**Your instructions:** Sort through the data and copy the lines holding the word "colors".

**Information shown:**
--- start ---

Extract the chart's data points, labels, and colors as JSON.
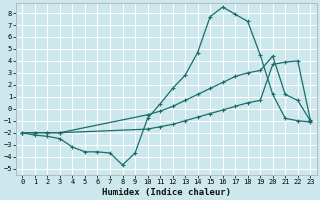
{
  "xlabel": "Humidex (Indice chaleur)",
  "bg_color": "#cde8ec",
  "grid_color": "#ffffff",
  "line_color": "#1a6e6a",
  "xlim": [
    -0.5,
    23.5
  ],
  "ylim": [
    -5.5,
    8.8
  ],
  "xticks": [
    0,
    1,
    2,
    3,
    4,
    5,
    6,
    7,
    8,
    9,
    10,
    11,
    12,
    13,
    14,
    15,
    16,
    17,
    18,
    19,
    20,
    21,
    22,
    23
  ],
  "yticks": [
    -5,
    -4,
    -3,
    -2,
    -1,
    0,
    1,
    2,
    3,
    4,
    5,
    6,
    7,
    8
  ],
  "line1_x": [
    0,
    1,
    2,
    3,
    4,
    5,
    6,
    7,
    8,
    9,
    10,
    11,
    12,
    13,
    14,
    15,
    16,
    17,
    18,
    19,
    20,
    21,
    22,
    23
  ],
  "line1_y": [
    -2.0,
    -2.2,
    -2.3,
    -2.5,
    -3.2,
    -3.6,
    -3.6,
    -3.7,
    -4.7,
    -3.7,
    -0.8,
    0.4,
    1.7,
    2.8,
    4.7,
    7.7,
    8.5,
    7.9,
    7.3,
    4.5,
    1.2,
    -0.8,
    -1.0,
    -1.1
  ],
  "line2_x": [
    0,
    1,
    2,
    3,
    10,
    11,
    12,
    13,
    14,
    15,
    16,
    17,
    18,
    19,
    20,
    21,
    22,
    23
  ],
  "line2_y": [
    -2.0,
    -2.0,
    -2.0,
    -2.0,
    -0.5,
    -0.2,
    0.2,
    0.7,
    1.2,
    1.7,
    2.2,
    2.7,
    3.0,
    3.2,
    4.4,
    1.2,
    0.7,
    -1.0
  ],
  "line3_x": [
    0,
    1,
    2,
    3,
    10,
    11,
    12,
    13,
    14,
    15,
    16,
    17,
    18,
    19,
    20,
    21,
    22,
    23
  ],
  "line3_y": [
    -2.0,
    -2.0,
    -2.0,
    -2.0,
    -1.7,
    -1.5,
    -1.3,
    -1.0,
    -0.7,
    -0.4,
    -0.1,
    0.2,
    0.5,
    0.7,
    3.7,
    3.9,
    4.0,
    -0.9
  ]
}
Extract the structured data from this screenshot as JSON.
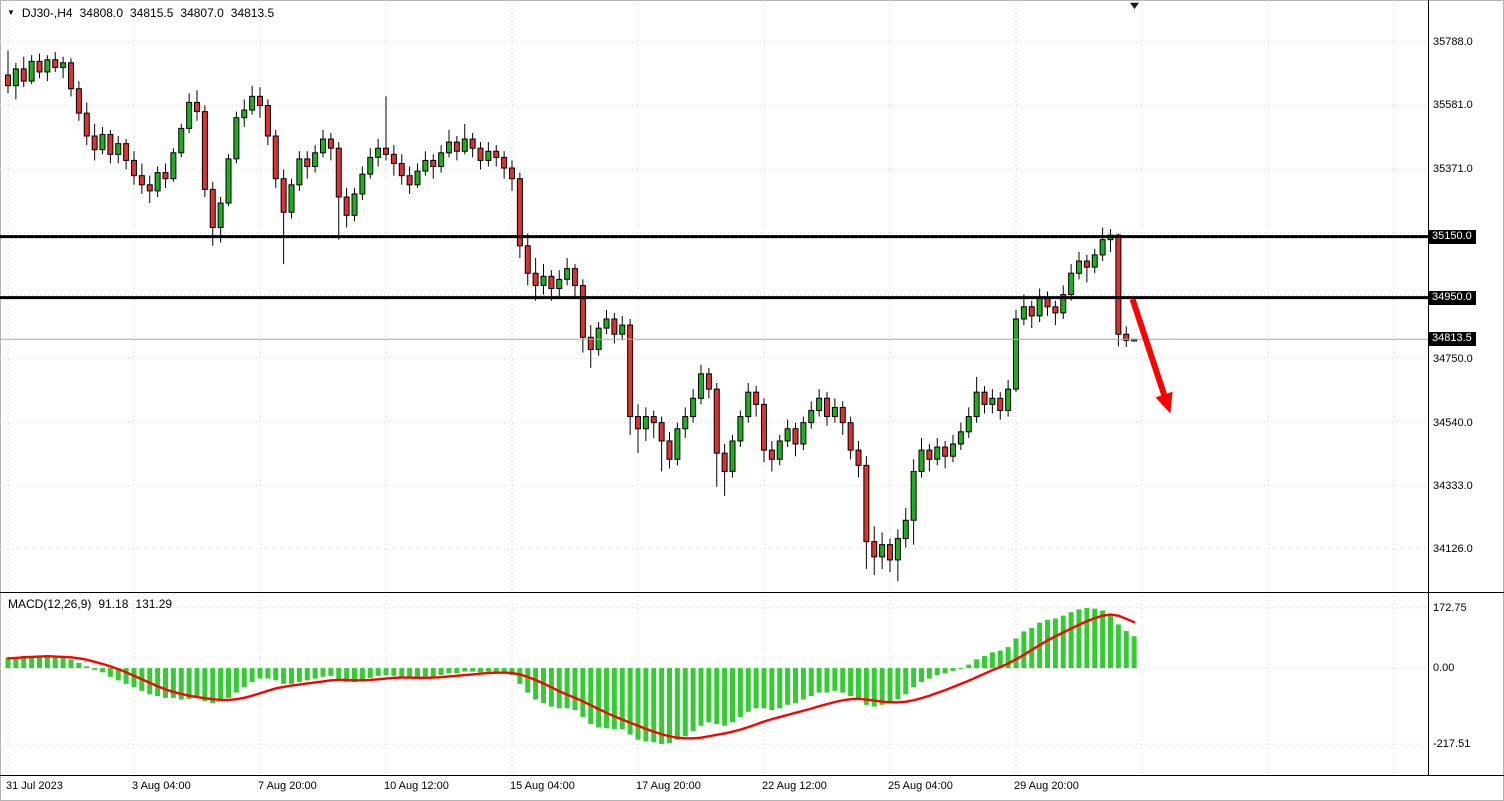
{
  "window": {
    "bg": "#ffffff",
    "border": "#b4b4b4"
  },
  "quote_bar": {
    "symbol_period": "DJ30-,H4",
    "open": "34808.0",
    "high": "34815.5",
    "low": "34807.0",
    "close": "34813.5"
  },
  "macd_panel_label": {
    "title": "MACD(12,26,9)",
    "main_value": "91.18",
    "signal_value": "131.29"
  },
  "icons": {
    "symbol_marker": "▼",
    "chart_shift": "▼"
  },
  "colors": {
    "bull": "#1fae1f",
    "bear": "#dd3232",
    "outline": "#000000",
    "macd_hist": "#33cc33",
    "macd_signal": "#ff0000",
    "level_line": "#000000",
    "bid_line": "#a8a8a8",
    "grid": "#d2d2d2",
    "separator": "#000000",
    "badge_bg": "#000000",
    "badge_fg": "#ffffff",
    "axis_text": "#000000",
    "arrow": "#ff0000"
  },
  "chart_data": {
    "type": "candlestick",
    "title": "DJ30-,H4",
    "timeframe": "H4",
    "legend_position": "none",
    "grid": "dotted",
    "main_ylim": [
      33988,
      35926
    ],
    "macd_ylim": [
      -303,
      212
    ],
    "y_axis_labels": [
      {
        "price": 35788.0,
        "label": "35788.0"
      },
      {
        "price": 35581.0,
        "label": "35581.0"
      },
      {
        "price": 35371.0,
        "label": "35371.0"
      },
      {
        "price": 34750.0,
        "label": "34750.0"
      },
      {
        "price": 34540.0,
        "label": "34540.0"
      },
      {
        "price": 34333.0,
        "label": "34333.0"
      },
      {
        "price": 34126.0,
        "label": "34126.0"
      }
    ],
    "grid_prices": [
      35788,
      35581,
      35371,
      35164,
      34957,
      34750,
      34540,
      34333,
      34126
    ],
    "x_ticks": [
      {
        "index": 0,
        "label": "31 Jul 2023"
      },
      {
        "index": 16,
        "label": "3 Aug 04:00"
      },
      {
        "index": 32,
        "label": "7 Aug 20:00"
      },
      {
        "index": 48,
        "label": "10 Aug 12:00"
      },
      {
        "index": 64,
        "label": "15 Aug 04:00"
      },
      {
        "index": 80,
        "label": "17 Aug 20:00"
      },
      {
        "index": 96,
        "label": "22 Aug 12:00"
      },
      {
        "index": 112,
        "label": "25 Aug 04:00"
      },
      {
        "index": 128,
        "label": "29 Aug 20:00"
      }
    ],
    "extra_grid_indices": [
      144,
      160,
      176
    ],
    "levels": [
      {
        "price": 35150.0,
        "label": "35150.0"
      },
      {
        "price": 34950.0,
        "label": "34950.0"
      }
    ],
    "bid": {
      "price": 34813.5,
      "label": "34813.5"
    },
    "macd_scale": [
      {
        "value": 172.75,
        "label": "172.75"
      },
      {
        "value": 0,
        "label": "0.00"
      },
      {
        "value": -217.51,
        "label": "-217.51"
      }
    ],
    "arrow": {
      "from": {
        "index": 142.8,
        "price": 34945
      },
      "to": {
        "index": 147.6,
        "price": 34570
      }
    },
    "candles": [
      [
        35680,
        35760,
        35620,
        35645
      ],
      [
        35645,
        35720,
        35600,
        35700
      ],
      [
        35700,
        35740,
        35640,
        35660
      ],
      [
        35660,
        35745,
        35650,
        35725
      ],
      [
        35725,
        35750,
        35670,
        35690
      ],
      [
        35690,
        35745,
        35660,
        35730
      ],
      [
        35730,
        35755,
        35690,
        35705
      ],
      [
        35705,
        35740,
        35670,
        35720
      ],
      [
        35720,
        35735,
        35610,
        35635
      ],
      [
        35635,
        35660,
        35530,
        35555
      ],
      [
        35555,
        35590,
        35450,
        35480
      ],
      [
        35480,
        35520,
        35400,
        35435
      ],
      [
        35435,
        35510,
        35420,
        35485
      ],
      [
        35485,
        35500,
        35390,
        35420
      ],
      [
        35420,
        35480,
        35390,
        35455
      ],
      [
        35455,
        35470,
        35370,
        35400
      ],
      [
        35400,
        35430,
        35320,
        35350
      ],
      [
        35350,
        35390,
        35290,
        35320
      ],
      [
        35320,
        35350,
        35260,
        35300
      ],
      [
        35300,
        35380,
        35280,
        35360
      ],
      [
        35360,
        35390,
        35310,
        35340
      ],
      [
        35340,
        35440,
        35330,
        35425
      ],
      [
        35425,
        35520,
        35410,
        35505
      ],
      [
        35505,
        35620,
        35490,
        35590
      ],
      [
        35590,
        35630,
        35530,
        35560
      ],
      [
        35560,
        35580,
        35280,
        35305
      ],
      [
        35305,
        35330,
        35120,
        35180
      ],
      [
        35180,
        35280,
        35130,
        35260
      ],
      [
        35260,
        35420,
        35250,
        35405
      ],
      [
        35405,
        35560,
        35390,
        35540
      ],
      [
        35540,
        35600,
        35510,
        35565
      ],
      [
        35565,
        35645,
        35550,
        35610
      ],
      [
        35610,
        35640,
        35540,
        35580
      ],
      [
        35580,
        35600,
        35450,
        35480
      ],
      [
        35480,
        35500,
        35310,
        35340
      ],
      [
        35340,
        35370,
        35060,
        35230
      ],
      [
        35230,
        35340,
        35210,
        35320
      ],
      [
        35320,
        35430,
        35300,
        35405
      ],
      [
        35405,
        35430,
        35340,
        35380
      ],
      [
        35380,
        35450,
        35360,
        35425
      ],
      [
        35425,
        35500,
        35410,
        35470
      ],
      [
        35470,
        35490,
        35400,
        35440
      ],
      [
        35440,
        35460,
        35140,
        35280
      ],
      [
        35280,
        35310,
        35180,
        35220
      ],
      [
        35220,
        35310,
        35200,
        35290
      ],
      [
        35290,
        35380,
        35270,
        35355
      ],
      [
        35355,
        35440,
        35340,
        35410
      ],
      [
        35410,
        35470,
        35380,
        35440
      ],
      [
        35440,
        35610,
        35400,
        35420
      ],
      [
        35420,
        35450,
        35350,
        35390
      ],
      [
        35390,
        35420,
        35320,
        35350
      ],
      [
        35350,
        35380,
        35290,
        35320
      ],
      [
        35320,
        35390,
        35310,
        35365
      ],
      [
        35365,
        35430,
        35350,
        35400
      ],
      [
        35400,
        35420,
        35340,
        35380
      ],
      [
        35380,
        35450,
        35360,
        35425
      ],
      [
        35425,
        35500,
        35410,
        35460
      ],
      [
        35460,
        35480,
        35400,
        35430
      ],
      [
        35430,
        35520,
        35420,
        35470
      ],
      [
        35470,
        35490,
        35410,
        35440
      ],
      [
        35440,
        35460,
        35370,
        35400
      ],
      [
        35400,
        35460,
        35380,
        35430
      ],
      [
        35430,
        35450,
        35380,
        35410
      ],
      [
        35410,
        35430,
        35340,
        35375
      ],
      [
        35375,
        35400,
        35300,
        35340
      ],
      [
        35340,
        35360,
        35080,
        35120
      ],
      [
        35120,
        35160,
        34990,
        35030
      ],
      [
        35030,
        35080,
        34940,
        34990
      ],
      [
        34990,
        35060,
        34960,
        35020
      ],
      [
        35020,
        35040,
        34940,
        34980
      ],
      [
        34980,
        35040,
        34950,
        35010
      ],
      [
        35010,
        35080,
        34990,
        35045
      ],
      [
        35045,
        35060,
        34950,
        34990
      ],
      [
        34990,
        35010,
        34770,
        34820
      ],
      [
        34820,
        34860,
        34720,
        34780
      ],
      [
        34780,
        34870,
        34760,
        34850
      ],
      [
        34850,
        34910,
        34830,
        34880
      ],
      [
        34880,
        34900,
        34800,
        34830
      ],
      [
        34830,
        34890,
        34810,
        34860
      ],
      [
        34860,
        34880,
        34500,
        34560
      ],
      [
        34560,
        34600,
        34440,
        34520
      ],
      [
        34520,
        34590,
        34480,
        34560
      ],
      [
        34560,
        34580,
        34490,
        34540
      ],
      [
        34540,
        34560,
        34380,
        34480
      ],
      [
        34480,
        34510,
        34390,
        34420
      ],
      [
        34420,
        34540,
        34400,
        34520
      ],
      [
        34520,
        34590,
        34490,
        34560
      ],
      [
        34560,
        34650,
        34540,
        34620
      ],
      [
        34620,
        34730,
        34600,
        34700
      ],
      [
        34700,
        34720,
        34620,
        34650
      ],
      [
        34650,
        34670,
        34330,
        34440
      ],
      [
        34440,
        34470,
        34300,
        34380
      ],
      [
        34380,
        34500,
        34360,
        34480
      ],
      [
        34480,
        34580,
        34460,
        34560
      ],
      [
        34560,
        34670,
        34540,
        34640
      ],
      [
        34640,
        34660,
        34560,
        34600
      ],
      [
        34600,
        34620,
        34410,
        34450
      ],
      [
        34450,
        34480,
        34380,
        34420
      ],
      [
        34420,
        34500,
        34400,
        34480
      ],
      [
        34480,
        34550,
        34460,
        34520
      ],
      [
        34520,
        34540,
        34430,
        34470
      ],
      [
        34470,
        34560,
        34450,
        34540
      ],
      [
        34540,
        34610,
        34520,
        34580
      ],
      [
        34580,
        34650,
        34560,
        34620
      ],
      [
        34620,
        34640,
        34530,
        34560
      ],
      [
        34560,
        34620,
        34540,
        34590
      ],
      [
        34590,
        34610,
        34500,
        34540
      ],
      [
        34540,
        34560,
        34420,
        34450
      ],
      [
        34450,
        34480,
        34360,
        34400
      ],
      [
        34400,
        34430,
        34060,
        34150
      ],
      [
        34150,
        34200,
        34040,
        34100
      ],
      [
        34100,
        34180,
        34060,
        34140
      ],
      [
        34140,
        34160,
        34050,
        34090
      ],
      [
        34090,
        34190,
        34020,
        34160
      ],
      [
        34160,
        34260,
        34130,
        34220
      ],
      [
        34220,
        34420,
        34140,
        34380
      ],
      [
        34380,
        34490,
        34360,
        34450
      ],
      [
        34450,
        34470,
        34380,
        34420
      ],
      [
        34420,
        34490,
        34400,
        34460
      ],
      [
        34460,
        34480,
        34390,
        34430
      ],
      [
        34430,
        34500,
        34410,
        34470
      ],
      [
        34470,
        34540,
        34450,
        34510
      ],
      [
        34510,
        34590,
        34490,
        34560
      ],
      [
        34560,
        34690,
        34540,
        34640
      ],
      [
        34640,
        34660,
        34570,
        34600
      ],
      [
        34600,
        34650,
        34570,
        34620
      ],
      [
        34620,
        34640,
        34550,
        34580
      ],
      [
        34580,
        34680,
        34560,
        34650
      ],
      [
        34650,
        34910,
        34640,
        34880
      ],
      [
        34880,
        34960,
        34860,
        34920
      ],
      [
        34920,
        34940,
        34850,
        34890
      ],
      [
        34890,
        34980,
        34870,
        34950
      ],
      [
        34950,
        34970,
        34890,
        34920
      ],
      [
        34920,
        34940,
        34860,
        34900
      ],
      [
        34900,
        34990,
        34880,
        34960
      ],
      [
        34960,
        35060,
        34940,
        35030
      ],
      [
        35030,
        35100,
        35010,
        35070
      ],
      [
        35070,
        35090,
        35000,
        35050
      ],
      [
        35050,
        35110,
        35030,
        35090
      ],
      [
        35090,
        35180,
        35070,
        35140
      ],
      [
        35140,
        35175,
        35100,
        35155
      ],
      [
        35155,
        35160,
        34790,
        34830
      ],
      [
        34830,
        34856,
        34788,
        34810
      ],
      [
        34808,
        34815.5,
        34807,
        34813.5
      ]
    ],
    "macd_histogram": [
      30,
      32,
      35,
      33,
      36,
      34,
      32,
      30,
      25,
      15,
      5,
      -5,
      -12,
      -25,
      -35,
      -45,
      -55,
      -65,
      -75,
      -80,
      -85,
      -85,
      -90,
      -88,
      -85,
      -95,
      -100,
      -95,
      -85,
      -70,
      -55,
      -40,
      -30,
      -30,
      -35,
      -45,
      -45,
      -40,
      -35,
      -30,
      -25,
      -22,
      -35,
      -40,
      -40,
      -35,
      -28,
      -22,
      -20,
      -22,
      -25,
      -30,
      -30,
      -25,
      -25,
      -20,
      -15,
      -15,
      -10,
      -10,
      -12,
      -10,
      -10,
      -15,
      -20,
      -45,
      -70,
      -90,
      -100,
      -110,
      -115,
      -115,
      -120,
      -140,
      -160,
      -170,
      -172,
      -175,
      -175,
      -190,
      -205,
      -210,
      -212,
      -217,
      -215,
      -205,
      -195,
      -180,
      -165,
      -155,
      -160,
      -165,
      -155,
      -140,
      -125,
      -115,
      -115,
      -120,
      -115,
      -105,
      -100,
      -90,
      -80,
      -70,
      -70,
      -65,
      -70,
      -80,
      -90,
      -105,
      -110,
      -105,
      -100,
      -90,
      -75,
      -55,
      -40,
      -30,
      -20,
      -15,
      -8,
      0,
      10,
      25,
      35,
      45,
      50,
      60,
      85,
      105,
      115,
      130,
      138,
      142,
      150,
      160,
      168,
      172,
      170,
      165,
      150,
      125,
      106,
      91.18
    ],
    "macd_signal": [
      28,
      29,
      31,
      32,
      33,
      34,
      33,
      32,
      31,
      28,
      24,
      18,
      12,
      5,
      -3,
      -12,
      -22,
      -32,
      -42,
      -52,
      -61,
      -68,
      -74,
      -79,
      -83,
      -86,
      -89,
      -91,
      -91,
      -89,
      -85,
      -79,
      -72,
      -65,
      -58,
      -54,
      -50,
      -47,
      -44,
      -41,
      -38,
      -35,
      -34,
      -34,
      -35,
      -35,
      -34,
      -32,
      -30,
      -28,
      -27,
      -27,
      -28,
      -28,
      -27,
      -26,
      -24,
      -22,
      -20,
      -18,
      -16,
      -14,
      -13,
      -13,
      -14,
      -18,
      -25,
      -34,
      -44,
      -55,
      -66,
      -76,
      -85,
      -95,
      -106,
      -117,
      -128,
      -138,
      -147,
      -156,
      -165,
      -174,
      -182,
      -189,
      -195,
      -199,
      -201,
      -201,
      -199,
      -195,
      -191,
      -187,
      -182,
      -176,
      -169,
      -161,
      -153,
      -146,
      -140,
      -134,
      -128,
      -122,
      -116,
      -109,
      -103,
      -97,
      -92,
      -89,
      -88,
      -90,
      -93,
      -96,
      -98,
      -98,
      -96,
      -92,
      -86,
      -79,
      -71,
      -63,
      -54,
      -45,
      -36,
      -26,
      -16,
      -6,
      3,
      13,
      25,
      38,
      52,
      66,
      79,
      91,
      102,
      113,
      124,
      134,
      143,
      150,
      153,
      150,
      141,
      131.29
    ]
  }
}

--- end ---

**Answer to this problem:**
Extract the chart's data points, labels, and colors as JSON.
  "colors": {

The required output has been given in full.